(DATA EXCERPTS)
※

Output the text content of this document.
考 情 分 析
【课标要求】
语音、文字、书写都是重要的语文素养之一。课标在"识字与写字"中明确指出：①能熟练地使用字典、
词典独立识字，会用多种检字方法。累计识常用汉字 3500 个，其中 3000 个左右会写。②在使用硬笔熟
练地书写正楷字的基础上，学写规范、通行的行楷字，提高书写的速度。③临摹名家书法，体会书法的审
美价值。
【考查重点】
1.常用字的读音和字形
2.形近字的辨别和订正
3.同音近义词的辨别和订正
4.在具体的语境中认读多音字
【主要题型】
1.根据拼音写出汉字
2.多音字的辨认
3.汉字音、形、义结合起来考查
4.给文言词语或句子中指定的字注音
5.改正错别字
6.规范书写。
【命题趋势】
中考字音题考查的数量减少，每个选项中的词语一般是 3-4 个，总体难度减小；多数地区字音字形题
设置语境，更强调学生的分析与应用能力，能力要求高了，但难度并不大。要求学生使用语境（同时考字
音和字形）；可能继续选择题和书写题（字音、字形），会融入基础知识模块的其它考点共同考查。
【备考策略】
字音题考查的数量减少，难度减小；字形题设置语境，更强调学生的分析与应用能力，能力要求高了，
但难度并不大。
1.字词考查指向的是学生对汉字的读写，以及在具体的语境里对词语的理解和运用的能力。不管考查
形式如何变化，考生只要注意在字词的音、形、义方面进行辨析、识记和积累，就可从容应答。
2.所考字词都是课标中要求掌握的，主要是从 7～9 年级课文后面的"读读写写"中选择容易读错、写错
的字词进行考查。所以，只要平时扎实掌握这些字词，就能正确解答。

※

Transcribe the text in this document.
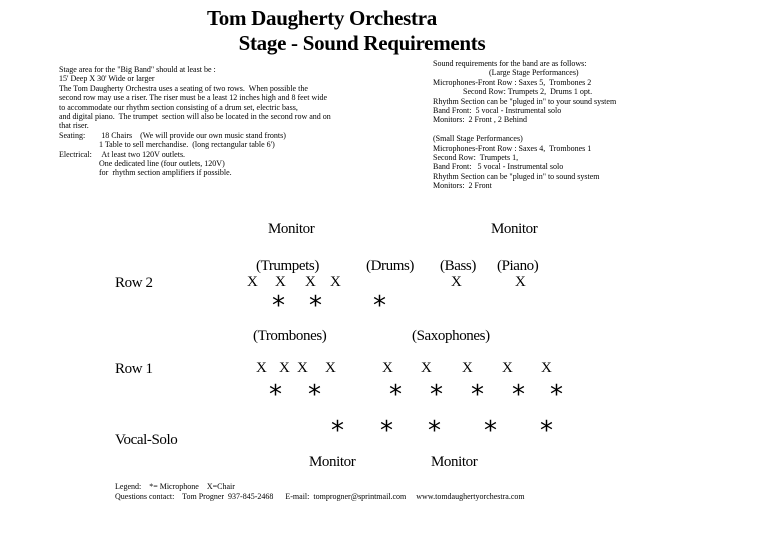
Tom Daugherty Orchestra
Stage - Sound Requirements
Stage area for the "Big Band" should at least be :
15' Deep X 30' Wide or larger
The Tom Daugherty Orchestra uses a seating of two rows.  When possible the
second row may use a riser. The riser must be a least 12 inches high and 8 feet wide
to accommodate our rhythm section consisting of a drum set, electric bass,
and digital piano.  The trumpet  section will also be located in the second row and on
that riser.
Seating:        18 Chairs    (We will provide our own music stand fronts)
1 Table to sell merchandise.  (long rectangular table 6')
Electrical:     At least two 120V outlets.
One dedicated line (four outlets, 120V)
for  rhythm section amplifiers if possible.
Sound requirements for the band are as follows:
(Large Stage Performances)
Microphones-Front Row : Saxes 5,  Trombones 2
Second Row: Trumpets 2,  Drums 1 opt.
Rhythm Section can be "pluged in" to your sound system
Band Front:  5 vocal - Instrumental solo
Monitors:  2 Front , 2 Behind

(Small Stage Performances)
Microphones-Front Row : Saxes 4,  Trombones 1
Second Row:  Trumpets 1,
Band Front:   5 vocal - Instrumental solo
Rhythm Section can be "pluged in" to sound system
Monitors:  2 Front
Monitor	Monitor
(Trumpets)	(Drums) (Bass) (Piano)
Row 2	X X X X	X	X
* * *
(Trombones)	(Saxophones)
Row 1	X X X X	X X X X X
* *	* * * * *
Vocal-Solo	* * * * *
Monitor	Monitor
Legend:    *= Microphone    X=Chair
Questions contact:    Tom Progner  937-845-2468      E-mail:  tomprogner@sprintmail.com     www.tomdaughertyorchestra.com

※

(JOB) Which lines contain the word "Microphones"? Return each of them.

(ANSWER)
Microphones-Front Row : Saxes 5,  Trombones 2
Microphones-Front Row : Saxes 4,  Trombones 1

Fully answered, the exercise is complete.